RECORD EXTRACTS —

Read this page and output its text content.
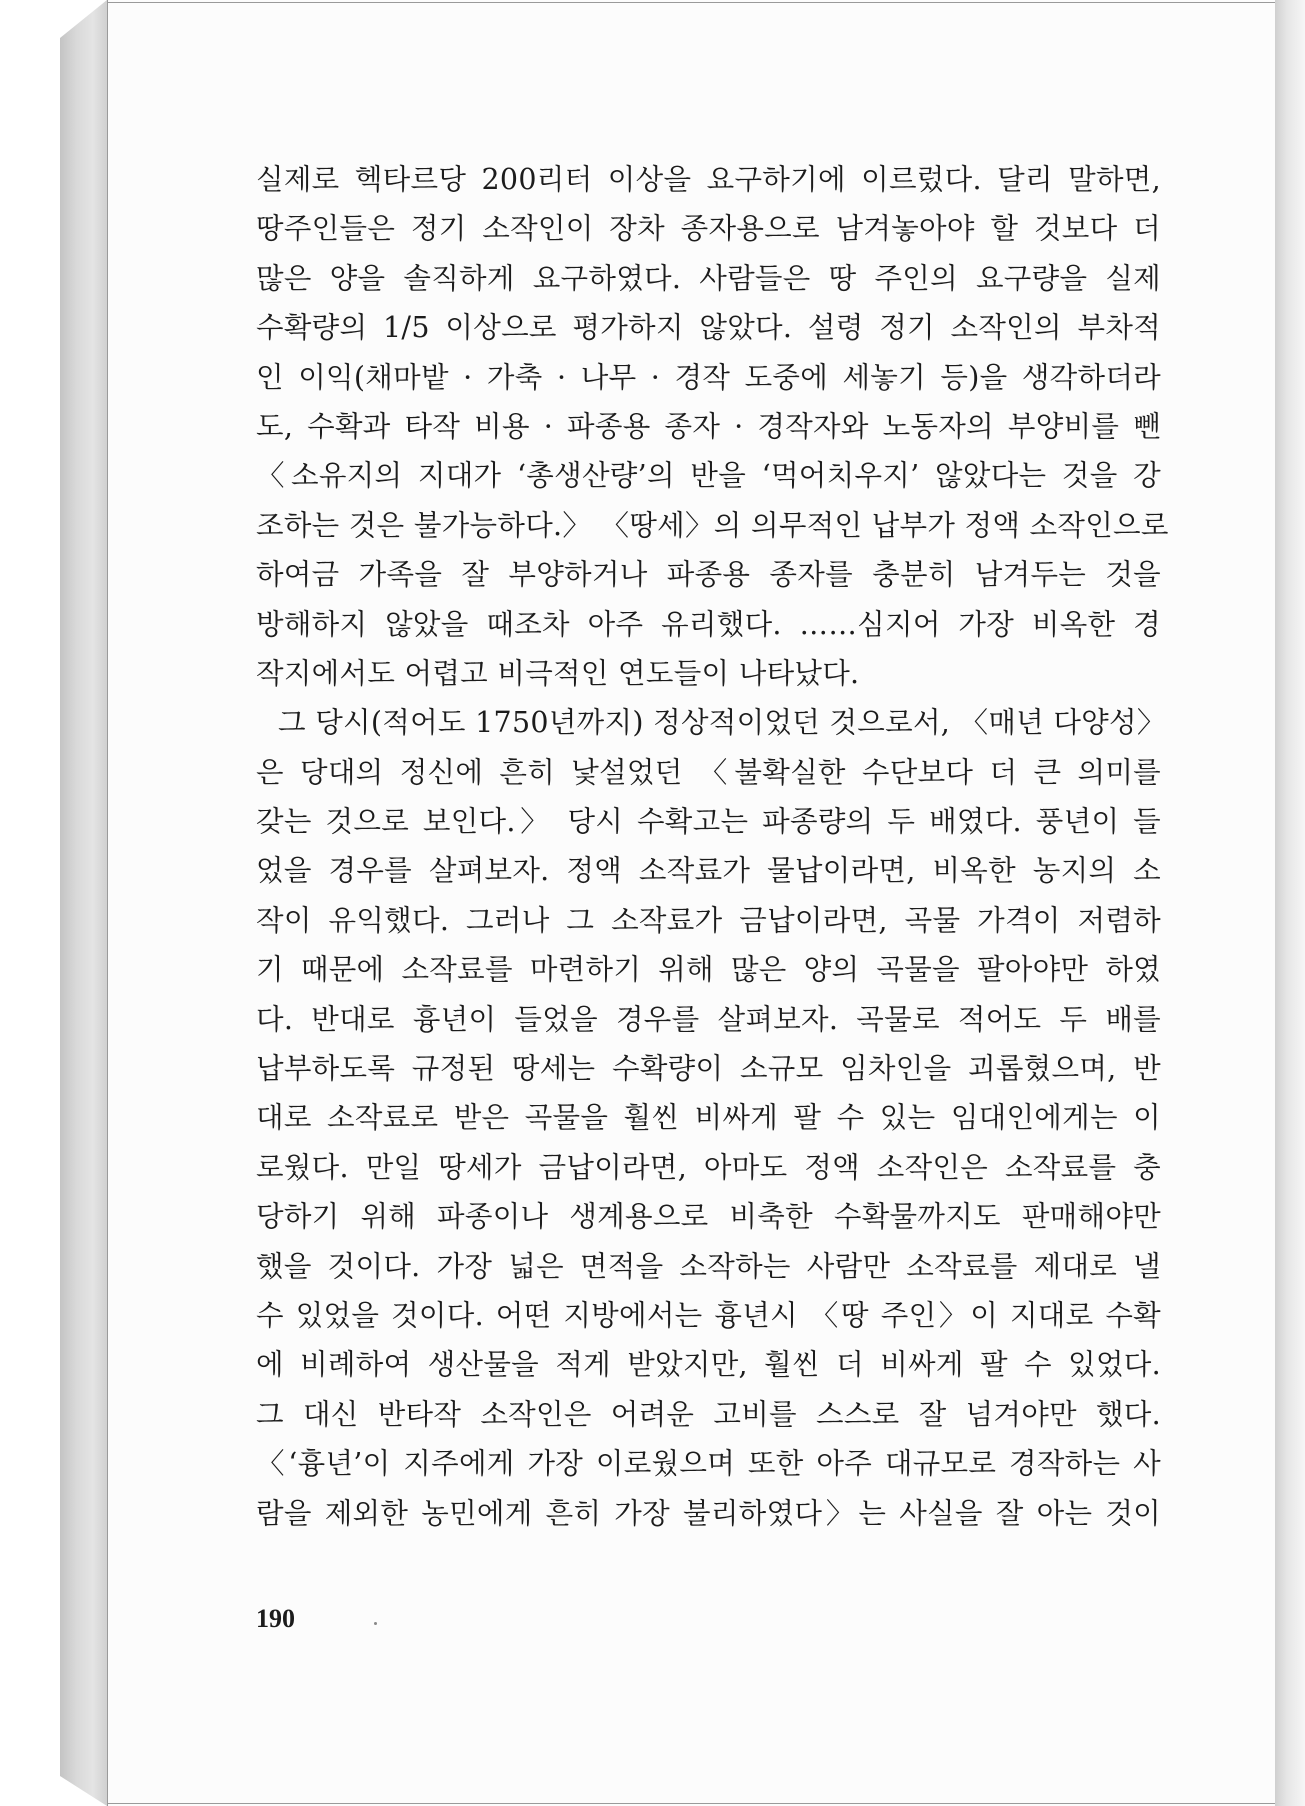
실제로 헥타르당 200리터 이상을 요구하기에 이르렀다. 달리 말하면,
땅주인들은 정기 소작인이 장차 종자용으로 남겨놓아야 할 것보다 더
많은 양을 솔직하게 요구하였다. 사람들은 땅 주인의 요구량을 실제
수확량의 1/5 이상으로 평가하지 않았다. 설령 정기 소작인의 부차적
인 이익(채마밭 · 가축 · 나무 · 경작 도중에 세놓기 등)을 생각하더라
도, 수확과 타작 비용 · 파종용 종자 · 경작자와 노동자의 부양비를 뺀
〈소유지의 지대가 ‘총생산량’의 반을 ‘먹어치우지’ 않았다는 것을 강
조하는 것은 불가능하다.〉 〈땅세〉의 의무적인 납부가 정액 소작인으로
하여금 가족을 잘 부양하거나 파종용 종자를 충분히 남겨두는 것을
방해하지 않았을 때조차 아주 유리했다. ……심지어 가장 비옥한 경
작지에서도 어렵고 비극적인 연도들이 나타났다.
그 당시(적어도 1750년까지) 정상적이었던 것으로서, 〈매년 다양성〉
은 당대의 정신에 흔히 낯설었던 〈불확실한 수단보다 더 큰 의미를
갖는 것으로 보인다.〉 당시 수확고는 파종량의 두 배였다. 풍년이 들
었을 경우를 살펴보자. 정액 소작료가 물납이라면, 비옥한 농지의 소
작이 유익했다. 그러나 그 소작료가 금납이라면, 곡물 가격이 저렴하
기 때문에 소작료를 마련하기 위해 많은 양의 곡물을 팔아야만 하였
다. 반대로 흉년이 들었을 경우를 살펴보자. 곡물로 적어도 두 배를
납부하도록 규정된 땅세는 수확량이 소규모 임차인을 괴롭혔으며, 반
대로 소작료로 받은 곡물을 훨씬 비싸게 팔 수 있는 임대인에게는 이
로웠다. 만일 땅세가 금납이라면, 아마도 정액 소작인은 소작료를 충
당하기 위해 파종이나 생계용으로 비축한 수확물까지도 판매해야만
했을 것이다. 가장 넓은 면적을 소작하는 사람만 소작료를 제대로 낼
수 있었을 것이다. 어떤 지방에서는 흉년시 〈땅 주인〉이 지대로 수확
에 비례하여 생산물을 적게 받았지만, 훨씬 더 비싸게 팔 수 있었다.
그 대신 반타작 소작인은 어려운 고비를 스스로 잘 넘겨야만 했다.
〈‘흉년’이 지주에게 가장 이로웠으며 또한 아주 대규모로 경작하는 사
람을 제외한 농민에게 흔히 가장 불리하였다〉는 사실을 잘 아는 것이
190
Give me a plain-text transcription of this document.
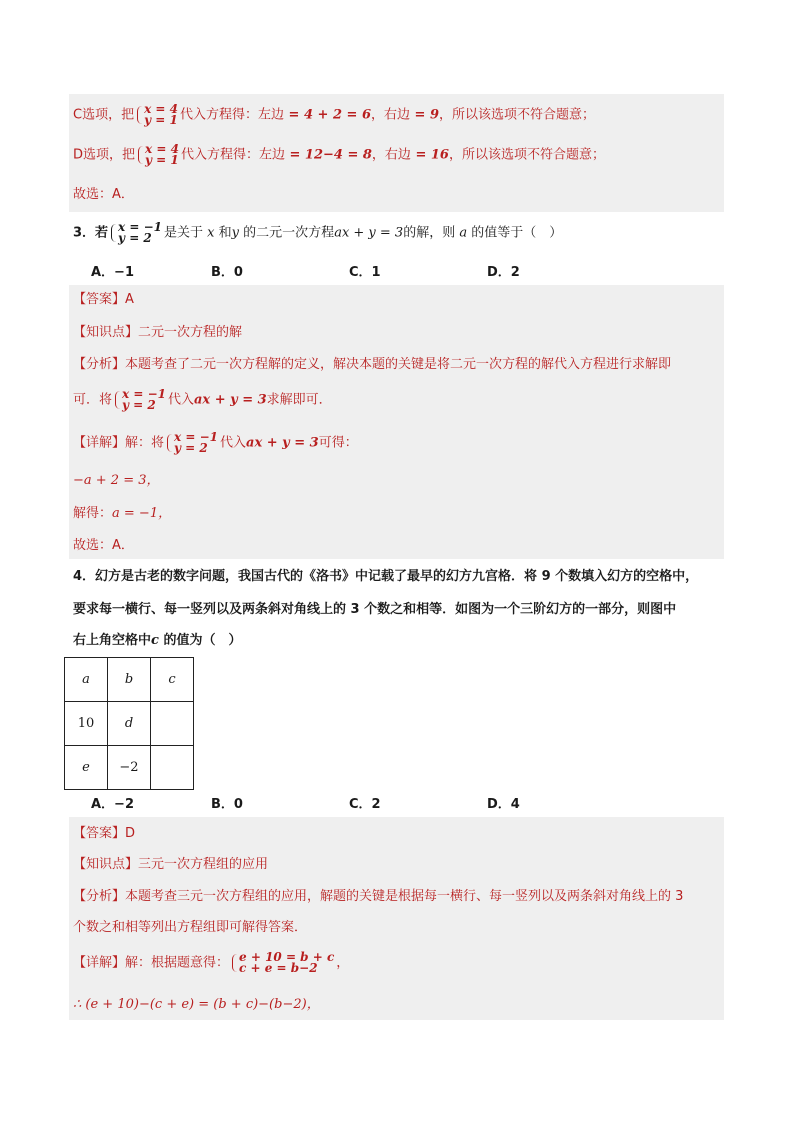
C选项，把 x = 4
y = 1 代入方程得：左边 = 4 + 2 = 6，右边 = 9，所以该选项不符合题意；
D选项，把 x = 4
y = 1 代入方程得：左边 = 12−4 = 8，右边 = 16，所以该选项不符合题意；
故选：A．
3．若 x = −1
y = 2 是关于 x 和y 的二元一次方程ax + y = 3的解，则 a 的值等于（　）
A．−1	B．0	C．1	D．2
【答案】A
【知识点】二元一次方程的解
【分析】本题考查了二元一次方程解的定义，解决本题的关键是将二元一次方程的解代入方程进行求解即
可．将 x = −1
y = 2 代入ax + y = 3求解即可．
【详解】解：将 x = −1
y = 2 代入ax + y = 3可得：
−a + 2 = 3，
解得：a = −1，
故选：A．
4．幻方是古老的数字问题，我国古代的《洛书》中记载了最早的幻方九宫格．将 9 个数填入幻方的空格中，
要求每一横行、每一竖列以及两条斜对角线上的 3 个数之和相等．如图为一个三阶幻方的一部分，则图中
右上角空格中c 的值为（　）
a	b	c
10	d	
e	−2	
A．−2	B．0	C．2	D．4
【答案】D
【知识点】三元一次方程组的应用
【分析】本题考查三元一次方程组的应用，解题的关键是根据每一横行、每一竖列以及两条斜对角线上的 3
个数之和相等列出方程组即可解得答案．
【详解】解：根据题意得： e + 10 = b + c
c + e = b−2	，
∴ (e + 10)−(c + e) = (b + c)−(b−2)，
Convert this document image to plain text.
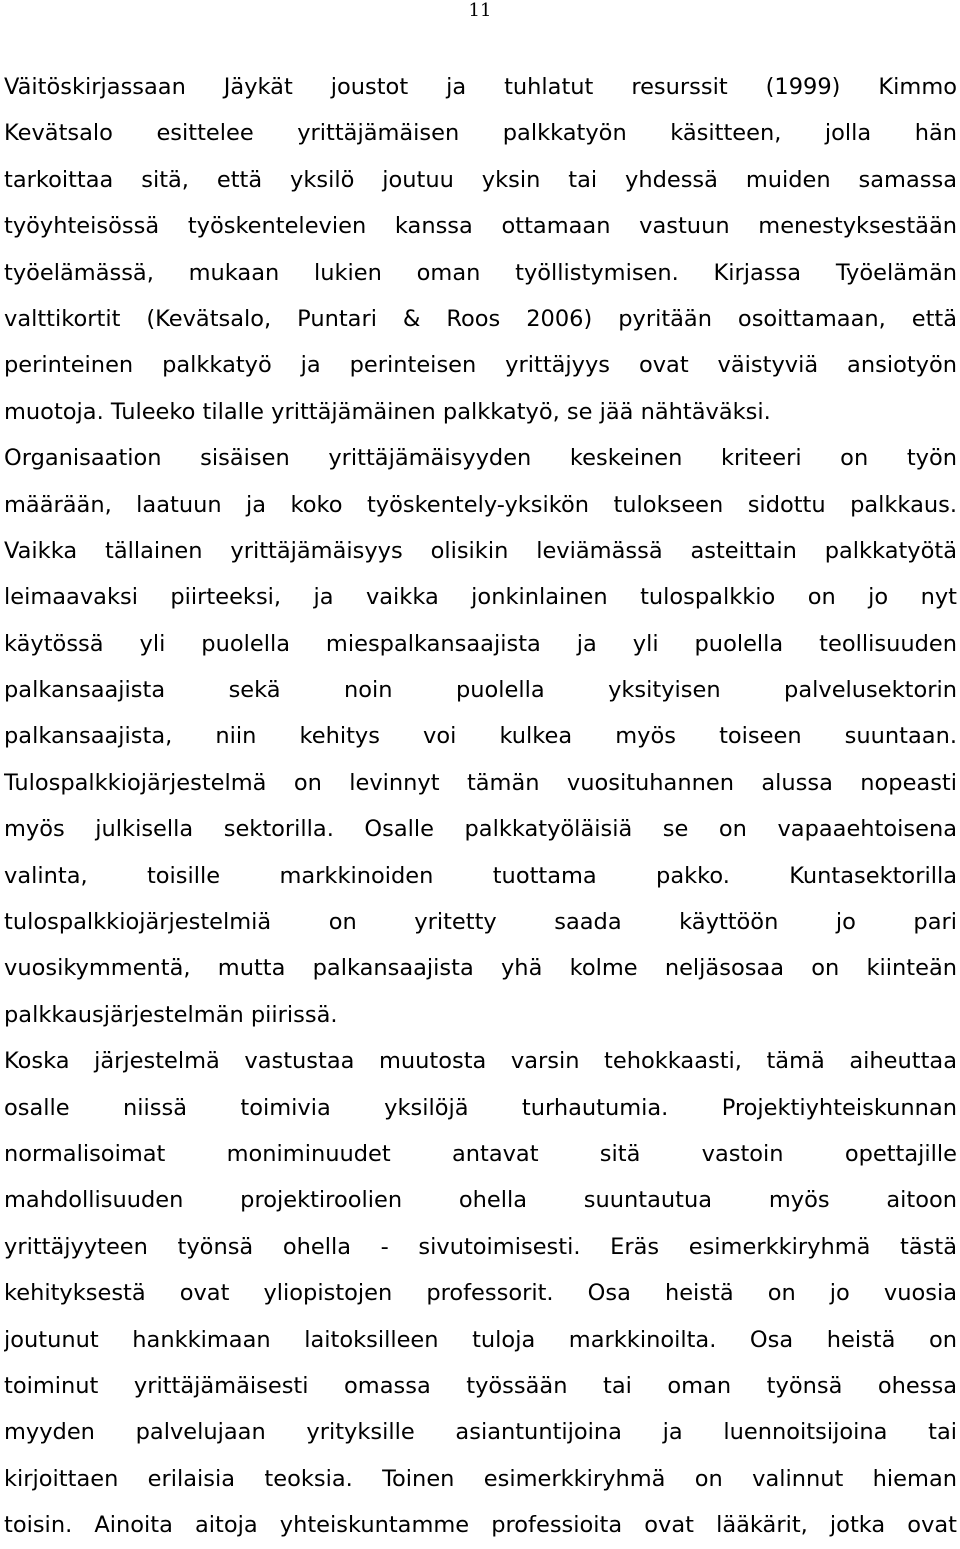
11
Väitöskirjassaan Jäykät joustot ja tuhlatut resurssit (1999) Kimmo
Kevätsalo esittelee yrittäjämäisen palkkatyön käsitteen, jolla hän
tarkoittaa sitä, että yksilö joutuu yksin tai yhdessä muiden samassa
työyhteisössä työskentelevien kanssa ottamaan vastuun menestyksestään
työelämässä, mukaan lukien oman työllistymisen. Kirjassa Työelämän
valttikortit (Kevätsalo, Puntari & Roos 2006) pyritään osoittamaan, että
perinteinen palkkatyö ja perinteisen yrittäjyys ovat väistyviä ansiotyön
muotoja. Tuleeko tilalle yrittäjämäinen palkkatyö, se jää nähtäväksi.
Organisaation sisäisen yrittäjämäisyyden keskeinen kriteeri on työn
määrään, laatuun ja koko työskentely-yksikön tulokseen sidottu palkkaus.
Vaikka tällainen yrittäjämäisyys olisikin leviämässä asteittain palkkatyötä
leimaavaksi piirteeksi, ja vaikka jonkinlainen tulospalkkio on jo nyt
käytössä yli puolella miespalkansaajista ja yli puolella teollisuuden
palkansaajista sekä noin puolella yksityisen palvelusektorin
palkansaajista, niin kehitys voi kulkea myös toiseen suuntaan.
Tulospalkkiojärjestelmä on levinnyt tämän vuosituhannen alussa nopeasti
myös julkisella sektorilla. Osalle palkkatyöläisiä se on vapaaehtoisena
valinta, toisille markkinoiden tuottama pakko. Kuntasektorilla
tulospalkkiojärjestelmiä on yritetty saada käyttöön jo pari
vuosikymmentä, mutta palkansaajista yhä kolme neljäsosaa on kiinteän
palkkausjärjestelmän piirissä.
Koska järjestelmä vastustaa muutosta varsin tehokkaasti, tämä aiheuttaa
osalle niissä toimivia yksilöjä turhautumia. Projektiyhteiskunnan
normalisoimat moniminuudet antavat sitä vastoin opettajille
mahdollisuuden projektiroolien ohella suuntautua myös aitoon
yrittäjyyteen työnsä ohella - sivutoimisesti. Eräs esimerkkiryhmä tästä
kehityksestä ovat yliopistojen professorit. Osa heistä on jo vuosia
joutunut hankkimaan laitoksilleen tuloja markkinoilta. Osa heistä on
toiminut yrittäjämäisesti omassa työssään tai oman työnsä ohessa
myyden palvelujaan yrityksille asiantuntijoina ja luennoitsijoina tai
kirjoittaen erilaisia teoksia. Toinen esimerkkiryhmä on valinnut hieman
toisin. Ainoita aitoja yhteiskuntamme professioita ovat lääkärit, jotka ovat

DESCRIPTION OF THE TASK —
Using the records above, retype everything exactly except the pictures.

WRITTEN REPLY —
Read this page and output its text content.
실제로 헥타르당 200리터 이상을 요구하기에 이르렀다. 달리 말하면,
땅주인들은 정기 소작인이 장차 종자용으로 남겨놓아야 할 것보다 더
많은 양을 솔직하게 요구하였다. 사람들은 땅 주인의 요구량을 실제
수확량의 1/5 이상으로 평가하지 않았다. 설령 정기 소작인의 부차적
인 이익(채마밭 · 가축 · 나무 · 경작 도중에 세놓기 등)을 생각하더라
도, 수확과 타작 비용 · 파종용 종자 · 경작자와 노동자의 부양비를 뺀
〈소유지의 지대가 ‘총생산량’의 반을 ‘먹어치우지’ 않았다는 것을 강
조하는 것은 불가능하다.〉 〈땅세〉의 의무적인 납부가 정액 소작인으로
하여금 가족을 잘 부양하거나 파종용 종자를 충분히 남겨두는 것을
방해하지 않았을 때조차 아주 유리했다. ……심지어 가장 비옥한 경
작지에서도 어렵고 비극적인 연도들이 나타났다.
그 당시(적어도 1750년까지) 정상적이었던 것으로서, 〈매년 다양성〉
은 당대의 정신에 흔히 낯설었던 〈불확실한 수단보다 더 큰 의미를
갖는 것으로 보인다.〉 당시 수확고는 파종량의 두 배였다. 풍년이 들
었을 경우를 살펴보자. 정액 소작료가 물납이라면, 비옥한 농지의 소
작이 유익했다. 그러나 그 소작료가 금납이라면, 곡물 가격이 저렴하
기 때문에 소작료를 마련하기 위해 많은 양의 곡물을 팔아야만 하였
다. 반대로 흉년이 들었을 경우를 살펴보자. 곡물로 적어도 두 배를
납부하도록 규정된 땅세는 수확량이 소규모 임차인을 괴롭혔으며, 반
대로 소작료로 받은 곡물을 훨씬 비싸게 팔 수 있는 임대인에게는 이
로웠다. 만일 땅세가 금납이라면, 아마도 정액 소작인은 소작료를 충
당하기 위해 파종이나 생계용으로 비축한 수확물까지도 판매해야만
했을 것이다. 가장 넓은 면적을 소작하는 사람만 소작료를 제대로 낼
수 있었을 것이다. 어떤 지방에서는 흉년시 〈땅 주인〉이 지대로 수확
에 비례하여 생산물을 적게 받았지만, 훨씬 더 비싸게 팔 수 있었다.
그 대신 반타작 소작인은 어려운 고비를 스스로 잘 넘겨야만 했다.
〈‘흉년’이 지주에게 가장 이로웠으며 또한 아주 대규모로 경작하는 사
람을 제외한 농민에게 흔히 가장 불리하였다〉는 사실을 잘 아는 것이
190
Give me a plain-text transcription of this document.
C选项，把 x = 4
y = 1 代入方程得：左边 = 4 + 2 = 6，右边 = 9，所以该选项不符合题意；
D选项，把 x = 4
y = 1 代入方程得：左边 = 12−4 = 8，右边 = 16，所以该选项不符合题意；
故选：A．
3．若 x = −1
y = 2 是关于 x 和y 的二元一次方程ax + y = 3的解，则 a 的值等于（　）
A．−1	B．0	C．1	D．2
【答案】A
【知识点】二元一次方程的解
【分析】本题考查了二元一次方程解的定义，解决本题的关键是将二元一次方程的解代入方程进行求解即
可．将 x = −1
y = 2 代入ax + y = 3求解即可．
【详解】解：将 x = −1
y = 2 代入ax + y = 3可得：
−a + 2 = 3，
解得：a = −1，
故选：A．
4．幻方是古老的数字问题，我国古代的《洛书》中记载了最早的幻方九宫格．将 9 个数填入幻方的空格中，
要求每一横行、每一竖列以及两条斜对角线上的 3 个数之和相等．如图为一个三阶幻方的一部分，则图中
右上角空格中c 的值为（　）
a	b	c
10	d	
e	−2	
A．−2	B．0	C．2	D．4
【答案】D
【知识点】三元一次方程组的应用
【分析】本题考查三元一次方程组的应用，解题的关键是根据每一横行、每一竖列以及两条斜对角线上的 3
个数之和相等列出方程组即可解得答案．
【详解】解：根据题意得： e + 10 = b + c
c + e = b−2	，
∴ (e + 10)−(c + e) = (b + c)−(b−2)，
Convert this document image to plain text.
11
Väitöskirjassaan Jäykät joustot ja tuhlatut resurssit (1999) Kimmo
Kevätsalo esittelee yrittäjämäisen palkkatyön käsitteen, jolla hän
tarkoittaa sitä, että yksilö joutuu yksin tai yhdessä muiden samassa
työyhteisössä työskentelevien kanssa ottamaan vastuun menestyksestään
työelämässä, mukaan lukien oman työllistymisen. Kirjassa Työelämän
valttikortit (Kevätsalo, Puntari & Roos 2006) pyritään osoittamaan, että
perinteinen palkkatyö ja perinteisen yrittäjyys ovat väistyviä ansiotyön
muotoja. Tuleeko tilalle yrittäjämäinen palkkatyö, se jää nähtäväksi.
Organisaation sisäisen yrittäjämäisyyden keskeinen kriteeri on työn
määrään, laatuun ja koko työskentely-yksikön tulokseen sidottu palkkaus.
Vaikka tällainen yrittäjämäisyys olisikin leviämässä asteittain palkkatyötä
leimaavaksi piirteeksi, ja vaikka jonkinlainen tulospalkkio on jo nyt
käytössä yli puolella miespalkansaajista ja yli puolella teollisuuden
palkansaajista sekä noin puolella yksityisen palvelusektorin
palkansaajista, niin kehitys voi kulkea myös toiseen suuntaan.
Tulospalkkiojärjestelmä on levinnyt tämän vuosituhannen alussa nopeasti
myös julkisella sektorilla. Osalle palkkatyöläisiä se on vapaaehtoisena
valinta, toisille markkinoiden tuottama pakko. Kuntasektorilla
tulospalkkiojärjestelmiä on yritetty saada käyttöön jo pari
vuosikymmentä, mutta palkansaajista yhä kolme neljäsosaa on kiinteän
palkkausjärjestelmän piirissä.
Koska järjestelmä vastustaa muutosta varsin tehokkaasti, tämä aiheuttaa
osalle niissä toimivia yksilöjä turhautumia. Projektiyhteiskunnan
normalisoimat moniminuudet antavat sitä vastoin opettajille
mahdollisuuden projektiroolien ohella suuntautua myös aitoon
yrittäjyyteen työnsä ohella - sivutoimisesti. Eräs esimerkkiryhmä tästä
kehityksestä ovat yliopistojen professorit. Osa heistä on jo vuosia
joutunut hankkimaan laitoksilleen tuloja markkinoilta. Osa heistä on
toiminut yrittäjämäisesti omassa työssään tai oman työnsä ohessa
myyden palvelujaan yrityksille asiantuntijoina ja luennoitsijoina tai
kirjoittaen erilaisia teoksia. Toinen esimerkkiryhmä on valinnut hieman
toisin. Ainoita aitoja yhteiskuntamme professioita ovat lääkärit, jotka ovat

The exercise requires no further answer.